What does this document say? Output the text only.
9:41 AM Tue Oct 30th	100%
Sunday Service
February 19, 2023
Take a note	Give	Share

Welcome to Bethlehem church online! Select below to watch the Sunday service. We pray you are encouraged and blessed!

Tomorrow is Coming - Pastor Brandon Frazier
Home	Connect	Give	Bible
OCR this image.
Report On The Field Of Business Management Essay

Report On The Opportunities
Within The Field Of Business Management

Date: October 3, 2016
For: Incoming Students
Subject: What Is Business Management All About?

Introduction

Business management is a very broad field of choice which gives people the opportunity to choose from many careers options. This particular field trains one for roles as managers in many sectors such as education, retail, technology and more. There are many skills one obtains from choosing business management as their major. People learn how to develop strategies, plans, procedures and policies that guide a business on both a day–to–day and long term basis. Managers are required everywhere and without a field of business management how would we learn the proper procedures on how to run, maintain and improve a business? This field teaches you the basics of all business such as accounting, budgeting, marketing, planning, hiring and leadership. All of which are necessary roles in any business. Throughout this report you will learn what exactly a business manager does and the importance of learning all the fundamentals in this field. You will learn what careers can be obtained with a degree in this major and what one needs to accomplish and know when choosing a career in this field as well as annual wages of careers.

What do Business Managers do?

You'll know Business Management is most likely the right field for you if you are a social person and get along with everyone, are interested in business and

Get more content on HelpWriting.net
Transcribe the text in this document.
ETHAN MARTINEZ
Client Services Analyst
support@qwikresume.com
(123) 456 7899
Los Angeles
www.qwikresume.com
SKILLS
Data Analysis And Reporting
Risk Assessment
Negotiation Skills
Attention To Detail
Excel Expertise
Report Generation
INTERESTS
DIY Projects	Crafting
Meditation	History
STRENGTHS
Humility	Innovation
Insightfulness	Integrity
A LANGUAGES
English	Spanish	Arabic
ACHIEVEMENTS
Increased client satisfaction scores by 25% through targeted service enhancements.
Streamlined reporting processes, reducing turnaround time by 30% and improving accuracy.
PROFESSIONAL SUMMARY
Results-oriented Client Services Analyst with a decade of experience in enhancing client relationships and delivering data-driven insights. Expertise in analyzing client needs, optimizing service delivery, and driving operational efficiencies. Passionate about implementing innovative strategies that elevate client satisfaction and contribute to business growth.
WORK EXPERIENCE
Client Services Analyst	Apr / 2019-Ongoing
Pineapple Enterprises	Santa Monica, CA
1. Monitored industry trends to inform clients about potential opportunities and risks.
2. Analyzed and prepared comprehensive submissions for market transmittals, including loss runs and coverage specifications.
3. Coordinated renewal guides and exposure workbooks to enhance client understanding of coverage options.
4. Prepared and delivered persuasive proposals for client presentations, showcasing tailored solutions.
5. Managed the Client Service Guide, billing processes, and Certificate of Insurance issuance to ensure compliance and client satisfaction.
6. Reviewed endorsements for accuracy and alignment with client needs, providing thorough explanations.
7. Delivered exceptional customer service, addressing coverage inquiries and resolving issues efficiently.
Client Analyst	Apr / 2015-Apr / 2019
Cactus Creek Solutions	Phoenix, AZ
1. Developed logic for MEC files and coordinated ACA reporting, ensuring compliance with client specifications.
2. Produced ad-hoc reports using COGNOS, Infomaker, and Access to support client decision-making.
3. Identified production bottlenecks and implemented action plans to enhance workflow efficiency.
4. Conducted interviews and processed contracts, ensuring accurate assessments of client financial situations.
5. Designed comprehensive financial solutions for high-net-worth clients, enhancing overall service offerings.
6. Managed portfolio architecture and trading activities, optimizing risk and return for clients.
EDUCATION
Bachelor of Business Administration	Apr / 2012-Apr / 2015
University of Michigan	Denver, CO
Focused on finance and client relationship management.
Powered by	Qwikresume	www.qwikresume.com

### [Written task]
Retype the records above exactly.

### [Output of the task]
What does this document say? Output the text only.
9:41 AM Tue Oct 30th	100%
Sunday Service
February 19, 2023
Take a note	Give	Share

Welcome to Bethlehem church online! Select below to watch the Sunday service. We pray you are encouraged and blessed!

Tomorrow is Coming - Pastor Brandon Frazier
Home	Connect	Give	Bible
OCR this image.
Report On The Field Of Business Management Essay

Report On The Opportunities
Within The Field Of Business Management

Date: October 3, 2016
For: Incoming Students
Subject: What Is Business Management All About?

Introduction

Business management is a very broad field of choice which gives people the opportunity to choose from many careers options. This particular field trains one for roles as managers in many sectors such as education, retail, technology and more. There are many skills one obtains from choosing business management as their major. People learn how to develop strategies, plans, procedures and policies that guide a business on both a day–to–day and long term basis. Managers are required everywhere and without a field of business management how would we learn the proper procedures on how to run, maintain and improve a business? This field teaches you the basics of all business such as accounting, budgeting, marketing, planning, hiring and leadership. All of which are necessary roles in any business. Throughout this report you will learn what exactly a business manager does and the importance of learning all the fundamentals in this field. You will learn what careers can be obtained with a degree in this major and what one needs to accomplish and know when choosing a career in this field as well as annual wages of careers.

What do Business Managers do?

You'll know Business Management is most likely the right field for you if you are a social person and get along with everyone, are interested in business and

Get more content on HelpWriting.net
Transcribe the text in this document.
ETHAN MARTINEZ
Client Services Analyst
support@qwikresume.com
(123) 456 7899
Los Angeles
www.qwikresume.com
SKILLS
Data Analysis And Reporting
Risk Assessment
Negotiation Skills
Attention To Detail
Excel Expertise
Report Generation
INTERESTS
DIY Projects	Crafting
Meditation	History
STRENGTHS
Humility	Innovation
Insightfulness	Integrity
A LANGUAGES
English	Spanish	Arabic
ACHIEVEMENTS
Increased client satisfaction scores by 25% through targeted service enhancements.
Streamlined reporting processes, reducing turnaround time by 30% and improving accuracy.
PROFESSIONAL SUMMARY
Results-oriented Client Services Analyst with a decade of experience in enhancing client relationships and delivering data-driven insights. Expertise in analyzing client needs, optimizing service delivery, and driving operational efficiencies. Passionate about implementing innovative strategies that elevate client satisfaction and contribute to business growth.
WORK EXPERIENCE
Client Services Analyst	Apr / 2019-Ongoing
Pineapple Enterprises	Santa Monica, CA
1. Monitored industry trends to inform clients about potential opportunities and risks.
2. Analyzed and prepared comprehensive submissions for market transmittals, including loss runs and coverage specifications.
3. Coordinated renewal guides and exposure workbooks to enhance client understanding of coverage options.
4. Prepared and delivered persuasive proposals for client presentations, showcasing tailored solutions.
5. Managed the Client Service Guide, billing processes, and Certificate of Insurance issuance to ensure compliance and client satisfaction.
6. Reviewed endorsements for accuracy and alignment with client needs, providing thorough explanations.
7. Delivered exceptional customer service, addressing coverage inquiries and resolving issues efficiently.
Client Analyst	Apr / 2015-Apr / 2019
Cactus Creek Solutions	Phoenix, AZ
1. Developed logic for MEC files and coordinated ACA reporting, ensuring compliance with client specifications.
2. Produced ad-hoc reports using COGNOS, Infomaker, and Access to support client decision-making.
3. Identified production bottlenecks and implemented action plans to enhance workflow efficiency.
4. Conducted interviews and processed contracts, ensuring accurate assessments of client financial situations.
5. Designed comprehensive financial solutions for high-net-worth clients, enhancing overall service offerings.
6. Managed portfolio architecture and trading activities, optimizing risk and return for clients.
EDUCATION
Bachelor of Business Administration	Apr / 2012-Apr / 2015
University of Michigan	Denver, CO
Focused on finance and client relationship management.
Powered by	Qwikresume	www.qwikresume.com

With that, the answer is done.